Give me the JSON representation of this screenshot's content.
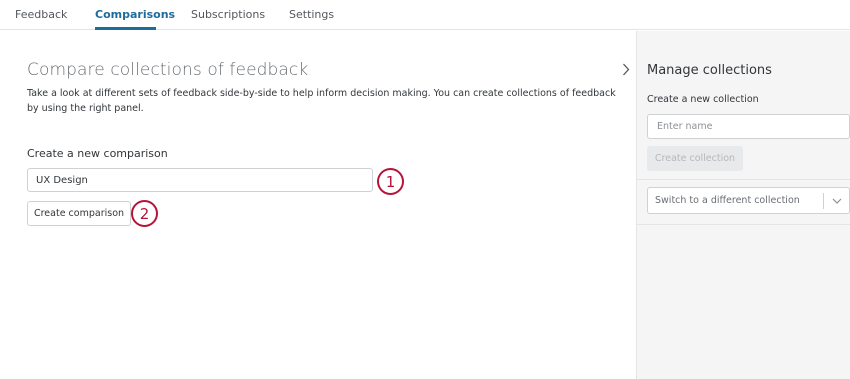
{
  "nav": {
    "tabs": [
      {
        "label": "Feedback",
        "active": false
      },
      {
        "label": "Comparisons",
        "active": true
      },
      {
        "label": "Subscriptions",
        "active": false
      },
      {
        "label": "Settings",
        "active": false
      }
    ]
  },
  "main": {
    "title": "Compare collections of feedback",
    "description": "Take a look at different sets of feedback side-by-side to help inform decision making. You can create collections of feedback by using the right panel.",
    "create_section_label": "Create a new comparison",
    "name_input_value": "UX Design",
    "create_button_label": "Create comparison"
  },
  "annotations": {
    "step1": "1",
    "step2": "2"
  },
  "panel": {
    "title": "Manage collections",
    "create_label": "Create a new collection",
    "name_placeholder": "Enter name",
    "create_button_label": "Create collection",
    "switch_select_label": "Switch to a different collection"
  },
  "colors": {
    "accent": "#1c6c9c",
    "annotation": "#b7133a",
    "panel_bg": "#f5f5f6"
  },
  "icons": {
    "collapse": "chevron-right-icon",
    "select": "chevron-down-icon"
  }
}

⁂

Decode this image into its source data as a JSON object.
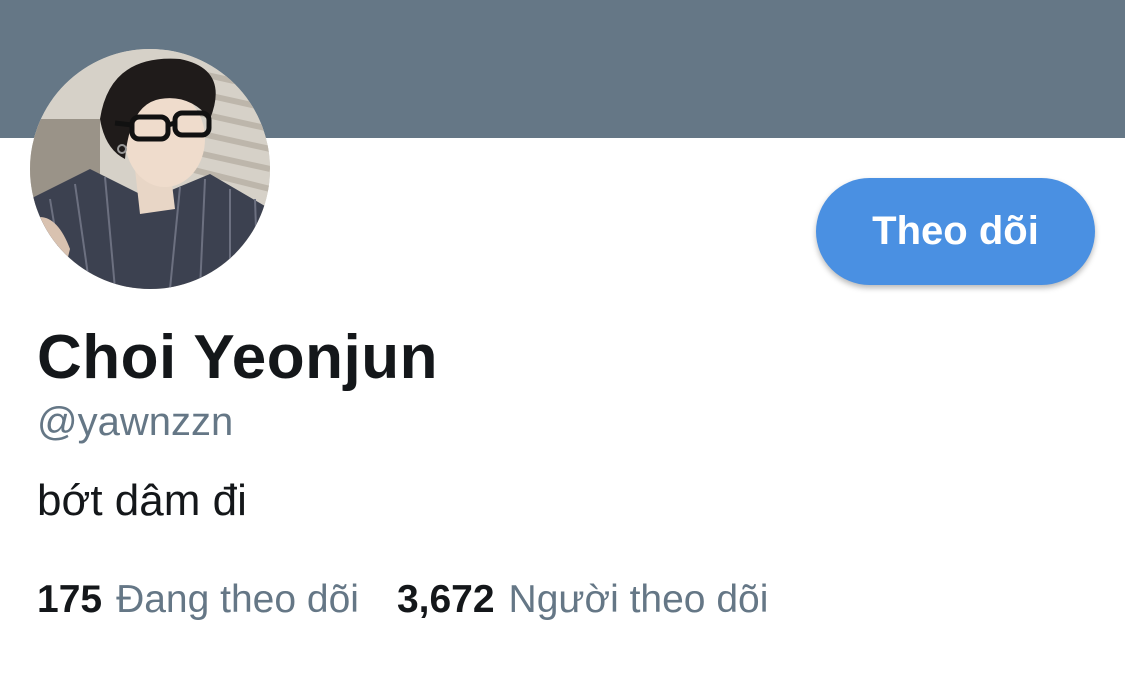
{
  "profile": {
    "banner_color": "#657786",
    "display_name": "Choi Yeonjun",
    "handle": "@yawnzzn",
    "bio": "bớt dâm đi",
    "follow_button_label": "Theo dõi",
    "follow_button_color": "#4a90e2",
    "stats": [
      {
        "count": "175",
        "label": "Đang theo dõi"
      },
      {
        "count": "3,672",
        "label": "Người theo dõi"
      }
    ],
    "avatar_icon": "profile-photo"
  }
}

⁂

> **TASK INSTRUCTIONS**
Scan the listing above for the word "collections" and copy every line that holds it.

> **RESULT OF THIS EXERCISE**
    "title": "Compare collections of feedback",
    "description": "Take a look at different sets of feedback side-by-side to help inform decision making. You can create collections of feedback by using the right panel.",
    "title": "Manage collections",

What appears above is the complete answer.